→ **Exercise objective**: Copy every line of the records below where the word "index" occurs.

→ **Records for processing**:

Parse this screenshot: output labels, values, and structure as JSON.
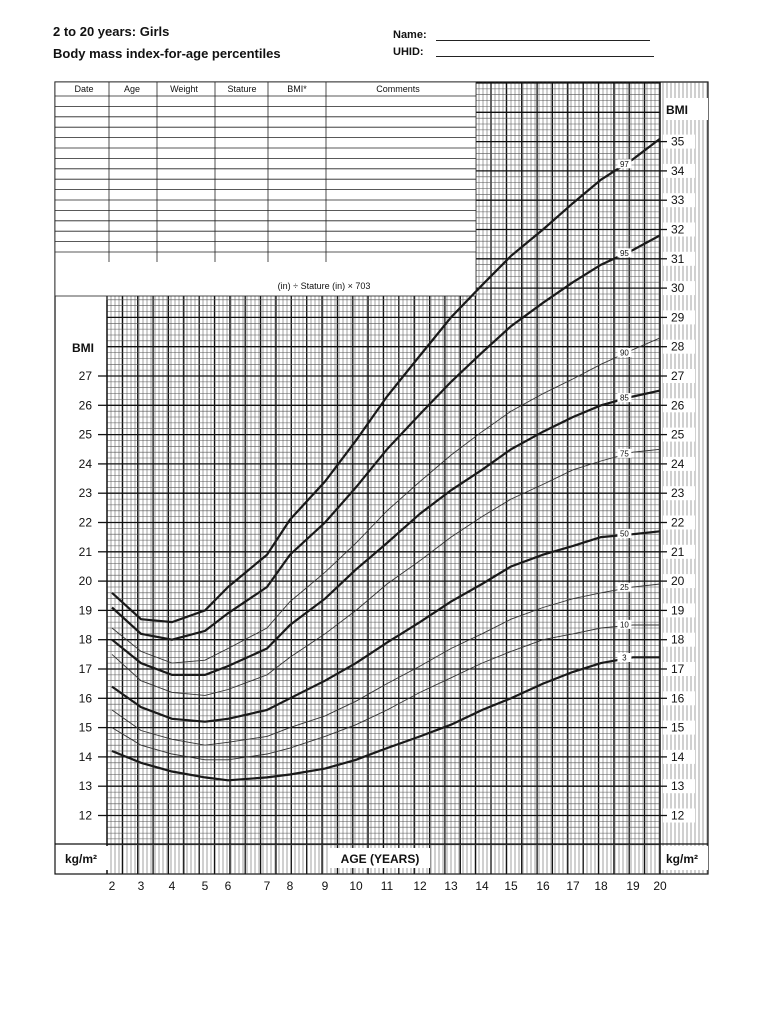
{
  "header": {
    "title_line1": "2 to 20 years: Girls",
    "title_line2": "Body mass index-for-age percentiles",
    "name_label": "Name:",
    "uhid_label": "UHID:"
  },
  "record_table": {
    "columns": [
      "Date",
      "Age",
      "Weight",
      "Stature",
      "BMI*",
      "Comments"
    ],
    "formula_note": "(in) ÷ Stature (in) × 703"
  },
  "chart_data": {
    "type": "line",
    "title": "Body mass index-for-age percentiles",
    "xlabel": "AGE (YEARS)",
    "ylabel": "BMI",
    "unit_label": "kg/m²",
    "xlim": [
      2,
      20
    ],
    "ylim": [
      11,
      36
    ],
    "x_ticks": [
      2,
      3,
      4,
      5,
      6,
      7,
      8,
      9,
      10,
      11,
      12,
      13,
      14,
      15,
      16,
      17,
      18,
      19,
      20
    ],
    "y_ticks_right": [
      12,
      13,
      14,
      15,
      16,
      17,
      18,
      19,
      20,
      21,
      22,
      23,
      24,
      25,
      26,
      27,
      28,
      29,
      30,
      31,
      32,
      33,
      34,
      35
    ],
    "y_ticks_left": [
      12,
      13,
      14,
      15,
      16,
      17,
      18,
      19,
      20,
      21,
      22,
      23,
      24,
      25,
      26,
      27
    ],
    "grid": true,
    "series": [
      {
        "name": "97",
        "weight": "heavy",
        "x": [
          2,
          3,
          4,
          5,
          6,
          7,
          8,
          9,
          10,
          11,
          12,
          13,
          14,
          15,
          16,
          17,
          18,
          19,
          20
        ],
        "y": [
          19.6,
          18.7,
          18.6,
          19.0,
          19.8,
          20.9,
          22.1,
          23.4,
          24.8,
          26.3,
          27.7,
          29.0,
          30.1,
          31.1,
          32.0,
          32.9,
          33.7,
          34.4,
          35.1
        ]
      },
      {
        "name": "95",
        "weight": "heavy",
        "x": [
          2,
          3,
          4,
          5,
          6,
          7,
          8,
          9,
          10,
          11,
          12,
          13,
          14,
          15,
          16,
          17,
          18,
          19,
          20
        ],
        "y": [
          19.1,
          18.2,
          18.0,
          18.3,
          18.9,
          19.8,
          20.9,
          22.0,
          23.2,
          24.5,
          25.7,
          26.8,
          27.8,
          28.7,
          29.5,
          30.2,
          30.8,
          31.3,
          31.8
        ]
      },
      {
        "name": "90",
        "weight": "thin",
        "x": [
          2,
          3,
          4,
          5,
          6,
          7,
          8,
          9,
          10,
          11,
          12,
          13,
          14,
          15,
          16,
          17,
          18,
          19,
          20
        ],
        "y": [
          18.4,
          17.6,
          17.2,
          17.3,
          17.7,
          18.4,
          19.3,
          20.3,
          21.3,
          22.4,
          23.4,
          24.3,
          25.1,
          25.8,
          26.4,
          26.9,
          27.4,
          27.9,
          28.3
        ]
      },
      {
        "name": "85",
        "weight": "heavy",
        "x": [
          2,
          3,
          4,
          5,
          6,
          7,
          8,
          9,
          10,
          11,
          12,
          13,
          14,
          15,
          16,
          17,
          18,
          19,
          20
        ],
        "y": [
          18.0,
          17.2,
          16.8,
          16.8,
          17.1,
          17.7,
          18.5,
          19.4,
          20.4,
          21.3,
          22.3,
          23.1,
          23.8,
          24.5,
          25.1,
          25.6,
          26.0,
          26.3,
          26.5
        ]
      },
      {
        "name": "75",
        "weight": "thin",
        "x": [
          2,
          3,
          4,
          5,
          6,
          7,
          8,
          9,
          10,
          11,
          12,
          13,
          14,
          15,
          16,
          17,
          18,
          19,
          20
        ],
        "y": [
          17.5,
          16.6,
          16.2,
          16.1,
          16.3,
          16.8,
          17.4,
          18.2,
          19.0,
          19.9,
          20.7,
          21.5,
          22.2,
          22.8,
          23.3,
          23.8,
          24.1,
          24.4,
          24.5
        ]
      },
      {
        "name": "50",
        "weight": "heavy",
        "x": [
          2,
          3,
          4,
          5,
          6,
          7,
          8,
          9,
          10,
          11,
          12,
          13,
          14,
          15,
          16,
          17,
          18,
          19,
          20
        ],
        "y": [
          16.4,
          15.7,
          15.3,
          15.2,
          15.3,
          15.6,
          16.0,
          16.6,
          17.2,
          17.9,
          18.6,
          19.3,
          19.9,
          20.5,
          20.9,
          21.2,
          21.5,
          21.6,
          21.7
        ]
      },
      {
        "name": "25",
        "weight": "thin",
        "x": [
          2,
          3,
          4,
          5,
          6,
          7,
          8,
          9,
          10,
          11,
          12,
          13,
          14,
          15,
          16,
          17,
          18,
          19,
          20
        ],
        "y": [
          15.6,
          14.9,
          14.6,
          14.4,
          14.5,
          14.7,
          15.0,
          15.4,
          15.9,
          16.5,
          17.1,
          17.7,
          18.2,
          18.7,
          19.1,
          19.4,
          19.6,
          19.8,
          19.9
        ]
      },
      {
        "name": "10",
        "weight": "thin",
        "x": [
          2,
          3,
          4,
          5,
          6,
          7,
          8,
          9,
          10,
          11,
          12,
          13,
          14,
          15,
          16,
          17,
          18,
          19,
          20
        ],
        "y": [
          15.0,
          14.4,
          14.1,
          13.9,
          13.9,
          14.1,
          14.3,
          14.7,
          15.1,
          15.6,
          16.2,
          16.7,
          17.2,
          17.6,
          18.0,
          18.2,
          18.4,
          18.5,
          18.5
        ]
      },
      {
        "name": "3",
        "weight": "heavy",
        "x": [
          2,
          3,
          4,
          5,
          6,
          7,
          8,
          9,
          10,
          11,
          12,
          13,
          14,
          15,
          16,
          17,
          18,
          19,
          20
        ],
        "y": [
          14.2,
          13.8,
          13.5,
          13.3,
          13.2,
          13.3,
          13.4,
          13.6,
          13.9,
          14.3,
          14.7,
          15.1,
          15.6,
          16.0,
          16.5,
          16.9,
          17.2,
          17.4,
          17.4
        ]
      }
    ]
  }
}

→ **Full answer**:
    "title_line2": "Body mass index-for-age percentiles",
    "title": "Body mass index-for-age percentiles",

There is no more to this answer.